Give the listing below again in full, exactly as written.

Start of THE INPUT

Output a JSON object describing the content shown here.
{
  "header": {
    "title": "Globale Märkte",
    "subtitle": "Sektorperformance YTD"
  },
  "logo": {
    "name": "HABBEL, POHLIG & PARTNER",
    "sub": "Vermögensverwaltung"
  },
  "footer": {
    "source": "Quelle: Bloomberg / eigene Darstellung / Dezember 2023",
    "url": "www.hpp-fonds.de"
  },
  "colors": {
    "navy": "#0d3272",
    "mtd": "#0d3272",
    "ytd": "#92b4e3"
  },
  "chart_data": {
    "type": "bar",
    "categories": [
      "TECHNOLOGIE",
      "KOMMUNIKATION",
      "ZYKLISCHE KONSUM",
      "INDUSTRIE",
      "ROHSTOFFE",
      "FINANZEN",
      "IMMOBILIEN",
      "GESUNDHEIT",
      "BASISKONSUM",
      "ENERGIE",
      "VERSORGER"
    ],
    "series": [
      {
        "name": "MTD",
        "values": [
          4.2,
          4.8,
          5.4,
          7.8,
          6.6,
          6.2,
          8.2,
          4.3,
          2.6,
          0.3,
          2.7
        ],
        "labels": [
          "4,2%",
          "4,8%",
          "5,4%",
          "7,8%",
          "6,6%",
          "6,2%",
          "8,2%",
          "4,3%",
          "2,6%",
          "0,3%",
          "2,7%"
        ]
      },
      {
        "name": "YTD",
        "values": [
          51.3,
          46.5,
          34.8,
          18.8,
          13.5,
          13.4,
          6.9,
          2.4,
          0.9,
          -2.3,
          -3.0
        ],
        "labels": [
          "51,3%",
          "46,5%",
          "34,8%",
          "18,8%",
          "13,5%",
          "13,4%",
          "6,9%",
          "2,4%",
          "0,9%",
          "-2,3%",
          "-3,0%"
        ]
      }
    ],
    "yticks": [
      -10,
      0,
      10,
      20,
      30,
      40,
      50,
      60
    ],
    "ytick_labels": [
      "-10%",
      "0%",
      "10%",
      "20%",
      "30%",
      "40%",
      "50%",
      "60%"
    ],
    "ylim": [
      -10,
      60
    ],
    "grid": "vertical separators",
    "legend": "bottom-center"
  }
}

End of THE INPUT

» ANSWER FOR THE TASK:
Output a JSON object describing the content shown here.
{
  "header": {
    "title": "Globale Märkte",
    "subtitle": "Sektorperformance YTD"
  },
  "logo": {
    "name": "HABBEL, POHLIG & PARTNER",
    "sub": "Vermögensverwaltung"
  },
  "footer": {
    "source": "Quelle: Bloomberg / eigene Darstellung / Dezember 2023",
    "url": "www.hpp-fonds.de"
  },
  "colors": {
    "navy": "#0d3272",
    "mtd": "#0d3272",
    "ytd": "#92b4e3"
  },
  "chart_data": {
    "type": "bar",
    "categories": [
      "TECHNOLOGIE",
      "KOMMUNIKATION",
      "ZYKLISCHE KONSUM",
      "INDUSTRIE",
      "ROHSTOFFE",
      "FINANZEN",
      "IMMOBILIEN",
      "GESUNDHEIT",
      "BASISKONSUM",
      "ENERGIE",
      "VERSORGER"
    ],
    "series": [
      {
        "name": "MTD",
        "values": [
          4.2,
          4.8,
          5.4,
          7.8,
          6.6,
          6.2,
          8.2,
          4.3,
          2.6,
          0.3,
          2.7
        ],
        "labels": [
          "4,2%",
          "4,8%",
          "5,4%",
          "7,8%",
          "6,6%",
          "6,2%",
          "8,2%",
          "4,3%",
          "2,6%",
          "0,3%",
          "2,7%"
        ]
      },
      {
        "name": "YTD",
        "values": [
          51.3,
          46.5,
          34.8,
          18.8,
          13.5,
          13.4,
          6.9,
          2.4,
          0.9,
          -2.3,
          -3.0
        ],
        "labels": [
          "51,3%",
          "46,5%",
          "34,8%",
          "18,8%",
          "13,5%",
          "13,4%",
          "6,9%",
          "2,4%",
          "0,9%",
          "-2,3%",
          "-3,0%"
        ]
      }
    ],
    "yticks": [
      -10,
      0,
      10,
      20,
      30,
      40,
      50,
      60
    ],
    "ytick_labels": [
      "-10%",
      "0%",
      "10%",
      "20%",
      "30%",
      "40%",
      "50%",
      "60%"
    ],
    "ylim": [
      -10,
      60
    ],
    "grid": "vertical separators",
    "legend": "bottom-center"
  }
}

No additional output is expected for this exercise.